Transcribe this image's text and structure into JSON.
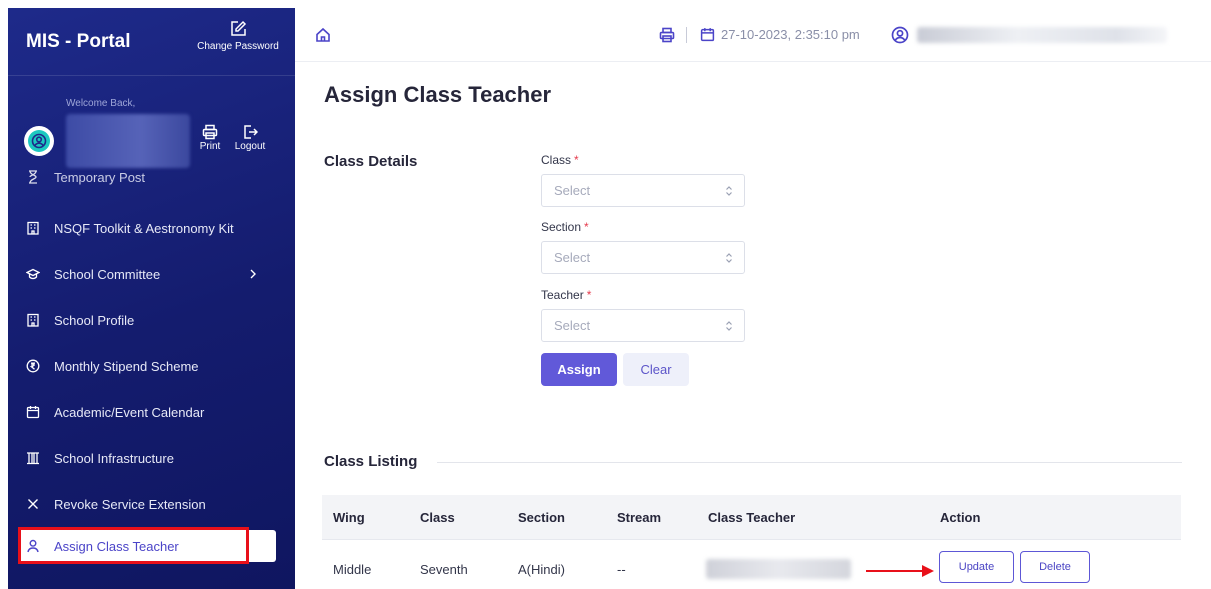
{
  "sidebar": {
    "title": "MIS - Portal",
    "change_password": "Change Password",
    "welcome": "Welcome Back,",
    "print_label": "Print",
    "logout_label": "Logout",
    "items": [
      {
        "label": "Temporary Post",
        "icon": "hourglass-icon"
      },
      {
        "label": "NSQF Toolkit & Aestronomy Kit",
        "icon": "building-icon"
      },
      {
        "label": "School Committee",
        "icon": "mortarboard-icon"
      },
      {
        "label": "School Profile",
        "icon": "building-icon"
      },
      {
        "label": "Monthly Stipend Scheme",
        "icon": "rupee-coin-icon"
      },
      {
        "label": "Academic/Event Calendar",
        "icon": "calendar-icon"
      },
      {
        "label": "School Infrastructure",
        "icon": "columns-icon"
      },
      {
        "label": "Revoke Service Extension",
        "icon": "close-icon"
      },
      {
        "label": "Assign Class Teacher",
        "icon": "user-icon"
      }
    ]
  },
  "topbar": {
    "datetime": "27-10-2023, 2:35:10 pm"
  },
  "main": {
    "title": "Assign Class Teacher",
    "class_details_label": "Class Details",
    "fields": [
      {
        "label": "Class",
        "placeholder": "Select"
      },
      {
        "label": "Section",
        "placeholder": "Select"
      },
      {
        "label": "Teacher",
        "placeholder": "Select"
      }
    ],
    "required_mark": "*",
    "assign_label": "Assign",
    "clear_label": "Clear",
    "listing_label": "Class Listing",
    "table": {
      "headers": [
        "Wing",
        "Class",
        "Section",
        "Stream",
        "Class Teacher",
        "Action"
      ],
      "rows": [
        {
          "wing": "Middle",
          "class": "Seventh",
          "section": "A(Hindi)",
          "stream": "--"
        }
      ],
      "update_label": "Update",
      "delete_label": "Delete"
    }
  },
  "colors": {
    "sidebar_bg": "#141c6e",
    "accent": "#6159d9",
    "highlight": "#e8101a"
  }
}
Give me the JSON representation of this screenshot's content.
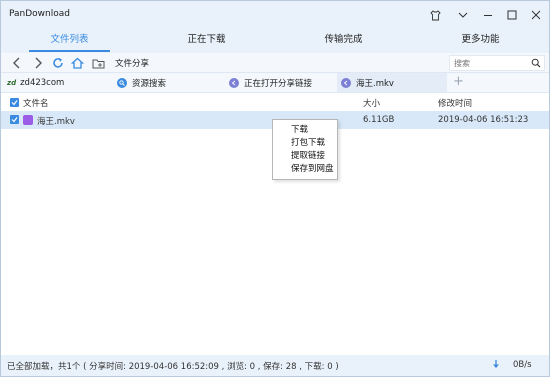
{
  "app": {
    "title": "PanDownload"
  },
  "tabs": [
    {
      "label": "文件列表",
      "active": true
    },
    {
      "label": "正在下载",
      "active": false
    },
    {
      "label": "传输完成",
      "active": false
    },
    {
      "label": "更多功能",
      "active": false
    }
  ],
  "toolbar": {
    "path": "文件分享",
    "search_placeholder": "搜索"
  },
  "sites": [
    {
      "label": "zd423com",
      "icon": "zd-logo-icon"
    },
    {
      "label": "资源搜索",
      "icon": "search-circle-icon"
    },
    {
      "label": "正在打开分享链接",
      "icon": "share-icon"
    },
    {
      "label": "海王.mkv",
      "icon": "share-icon",
      "selected": true
    }
  ],
  "list": {
    "columns": {
      "name": "文件名",
      "size": "大小",
      "modified": "修改时间"
    },
    "rows": [
      {
        "name": "海王.mkv",
        "size": "6.11GB",
        "modified": "2019-04-06 16:51:23",
        "checked": true
      }
    ]
  },
  "context_menu": {
    "items": [
      "下载",
      "打包下载",
      "提取链接",
      "保存到网盘"
    ]
  },
  "status": {
    "text": "已全部加载，共1个 ( 分享时间: 2019-04-06 16:52:09 , 浏览: 0 , 保存: 28 , 下载: 0 )",
    "speed": "0B/s"
  },
  "colors": {
    "accent": "#3a8be0",
    "titlebar": "#e9f2fb",
    "selected_row": "#d8e8f8",
    "file_icon": "#9b5de5"
  }
}
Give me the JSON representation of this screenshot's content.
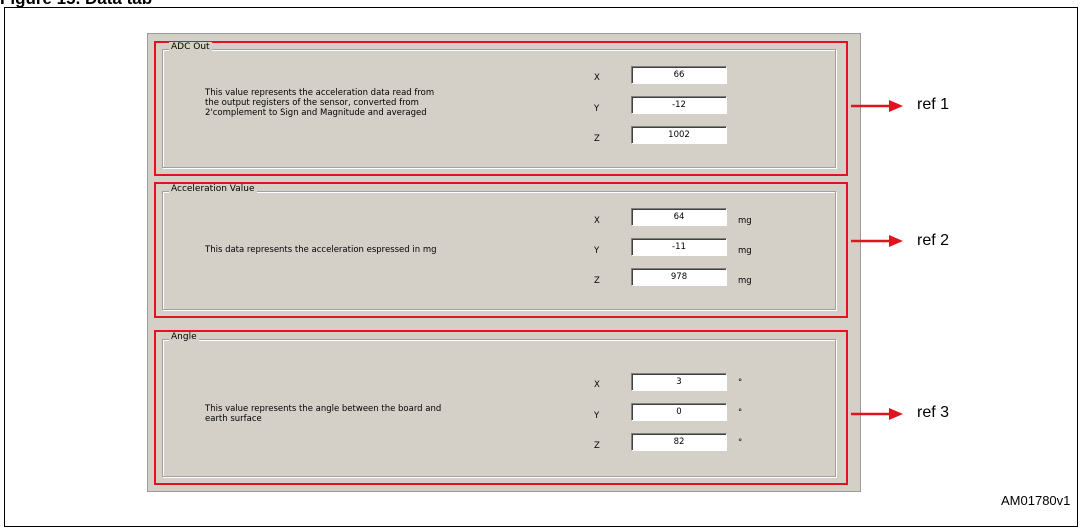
{
  "figure": {
    "caption": "Figure 15. Data tab",
    "code": "AM01780v1"
  },
  "groups": [
    {
      "title": "ADC Out",
      "description": "This value represents the acceleration data read from\nthe output registers of the sensor, converted from\n2'complement to Sign and Magnitude and averaged",
      "axes": [
        {
          "label": "X",
          "value": "66",
          "unit": ""
        },
        {
          "label": "Y",
          "value": "-12",
          "unit": ""
        },
        {
          "label": "Z",
          "value": "1002",
          "unit": ""
        }
      ],
      "ref": "ref 1"
    },
    {
      "title": "Acceleration Value",
      "description": "This data represents the acceleration espressed in mg",
      "axes": [
        {
          "label": "X",
          "value": "64",
          "unit": "mg"
        },
        {
          "label": "Y",
          "value": "-11",
          "unit": "mg"
        },
        {
          "label": "Z",
          "value": "978",
          "unit": "mg"
        }
      ],
      "ref": "ref 2"
    },
    {
      "title": "Angle",
      "description": "This value represents the angle between the board and\nearth surface",
      "axes": [
        {
          "label": "X",
          "value": "3",
          "unit": "°"
        },
        {
          "label": "Y",
          "value": "0",
          "unit": "°"
        },
        {
          "label": "Z",
          "value": "82",
          "unit": "°"
        }
      ],
      "ref": "ref 3"
    }
  ]
}
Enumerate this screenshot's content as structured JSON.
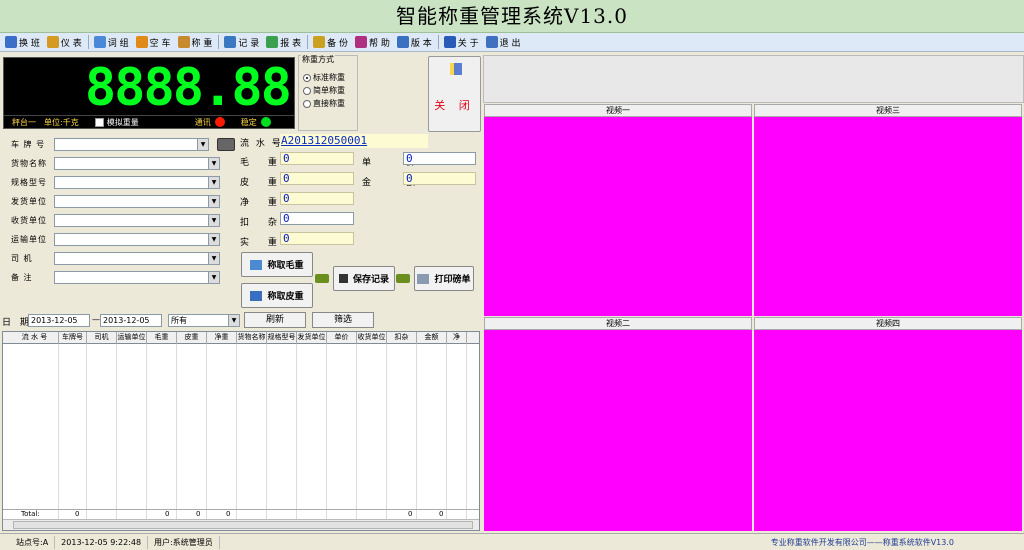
{
  "window": {
    "title": "智能称重管理系统V13.0"
  },
  "toolbar": {
    "items": [
      {
        "label": "换 班",
        "icon": "people-icon",
        "color": "#3a6ec8"
      },
      {
        "label": "仪 表",
        "icon": "meter-icon",
        "color": "#d49a22"
      },
      {
        "label": "词 组",
        "icon": "pen-icon",
        "color": "#4b89d8"
      },
      {
        "label": "空 车",
        "icon": "truck-icon",
        "color": "#e08a1a"
      },
      {
        "label": "称 重",
        "icon": "scale-icon",
        "color": "#c78a2e"
      },
      {
        "label": "记 录",
        "icon": "table-icon",
        "color": "#3b78c2"
      },
      {
        "label": "报 表",
        "icon": "grid-icon",
        "color": "#3aa050"
      },
      {
        "label": "备 份",
        "icon": "backup-icon",
        "color": "#c9a020"
      },
      {
        "label": "帮 助",
        "icon": "help-icon",
        "color": "#b03080"
      },
      {
        "label": "版 本",
        "icon": "version-icon",
        "color": "#3a70c0"
      },
      {
        "label": "关 于",
        "icon": "about-icon",
        "color": "#2a5ab8"
      },
      {
        "label": "退 出",
        "icon": "exit-icon",
        "color": "#4070c0"
      }
    ]
  },
  "display": {
    "value": "8888.88",
    "platform": "秤台一",
    "unit": "单位:千克",
    "simulate_label": "模拟重量",
    "comm_label": "通讯",
    "stable_label": "稳定",
    "comm_color": "#ff1a00",
    "stable_color": "#00e020"
  },
  "weigh_mode": {
    "title": "称重方式",
    "options": [
      "标准称重",
      "简单称重",
      "直接称重"
    ],
    "selected": 0
  },
  "close_button": {
    "label": "关 闭"
  },
  "form": {
    "fields": [
      {
        "label": "车 牌 号",
        "value": "",
        "combo": true
      },
      {
        "label": "货物名称",
        "value": "",
        "combo": true
      },
      {
        "label": "规格型号",
        "value": "",
        "combo": true
      },
      {
        "label": "发货单位",
        "value": "",
        "combo": true
      },
      {
        "label": "收货单位",
        "value": "",
        "combo": true
      },
      {
        "label": "运输单位",
        "value": "",
        "combo": true
      },
      {
        "label": "司    机",
        "value": "",
        "combo": true
      },
      {
        "label": "备    注",
        "value": "",
        "combo": true
      }
    ]
  },
  "weights": {
    "serial_label": "流 水 号",
    "serial_value": "A201312050001",
    "gross_label": "毛 重",
    "gross": "0",
    "tare_label": "皮 重",
    "tare": "0",
    "net_label": "净 重",
    "net": "0",
    "deduct_label": "扣 杂",
    "deduct": "0",
    "actual_label": "实 重",
    "actual": "0",
    "price_label": "单 价",
    "price": "0",
    "amount_label": "金 额",
    "amount": "0"
  },
  "actions": {
    "gross_button": "称取毛重",
    "tare_button": "称取皮重",
    "save_button": "保存记录",
    "print_button": "打印磅单"
  },
  "filter": {
    "date_label": "日 期",
    "date_from": "2013-12-05",
    "date_to": "2013-12-05",
    "dash": "—",
    "scope": "所有",
    "refresh": "刷新",
    "filter": "筛选"
  },
  "grid": {
    "columns": [
      "流 水 号",
      "车牌号",
      "司机",
      "运输单位",
      "毛重",
      "皮重",
      "净重",
      "货物名称",
      "规格型号",
      "发货单位",
      "单价",
      "收货单位",
      "扣杂",
      "金额",
      "净"
    ],
    "total_label": "Total:",
    "totals": [
      "0",
      "0",
      "0",
      "0",
      "0",
      "0"
    ]
  },
  "videos": {
    "v1": "视频一",
    "v2": "视频二",
    "v3": "视频三",
    "v4": "视频四",
    "color": "#ff00ff"
  },
  "status": {
    "station": "站点号:A",
    "datetime": "2013-12-05  9:22:48",
    "user": "用户:系统管理员",
    "company": "专业称重软件开发有限公司——称重系统软件V13.0"
  }
}
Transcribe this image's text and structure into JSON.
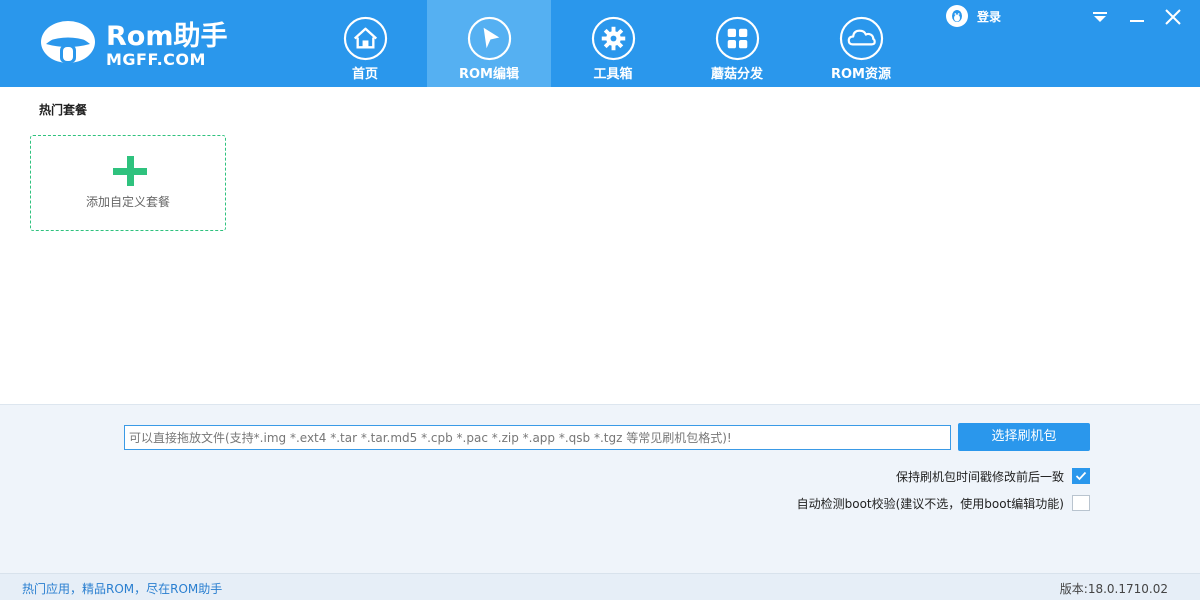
{
  "app": {
    "logo_title": "Rom助手",
    "logo_sub": "MGFF.COM"
  },
  "nav": {
    "items": [
      {
        "label": "首页",
        "icon": "home-icon"
      },
      {
        "label": "ROM编辑",
        "icon": "cursor-arrow-icon",
        "active": true
      },
      {
        "label": "工具箱",
        "icon": "gear-icon"
      },
      {
        "label": "蘑菇分发",
        "icon": "grid-icon"
      },
      {
        "label": "ROM资源",
        "icon": "cloud-icon"
      }
    ]
  },
  "login": {
    "label": "登录",
    "icon": "qq-penguin-icon"
  },
  "window_controls": [
    "dropdown-icon",
    "minimize-icon",
    "close-icon"
  ],
  "main": {
    "section_title": "热门套餐",
    "add_card_label": "添加自定义套餐"
  },
  "flash": {
    "input_placeholder": "可以直接拖放文件(支持*.img *.ext4 *.tar *.tar.md5 *.cpb *.pac *.zip *.app *.qsb *.tgz 等常见刷机包格式)!",
    "choose_button": "选择刷机包",
    "options": [
      {
        "label": "保持刷机包时间戳修改前后一致",
        "checked": true
      },
      {
        "label": "自动检测boot校验(建议不选，使用boot编辑功能)",
        "checked": false
      }
    ]
  },
  "status": {
    "left": "热门应用，精品ROM，尽在ROM助手",
    "version": "版本:18.0.1710.02"
  },
  "colors": {
    "brand": "#2a97ec",
    "nav_active": "#55b0f2",
    "accent_green": "#2fc27e",
    "bottom_bg": "#eff4fa"
  }
}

**WHAT TO WORK ON:** Look through the data and gather every line with the string "modified" in it.

**OUTPUT BELOW:**
      "modified": "修改时间"
        "modified": "2019-04-06 16:51:23",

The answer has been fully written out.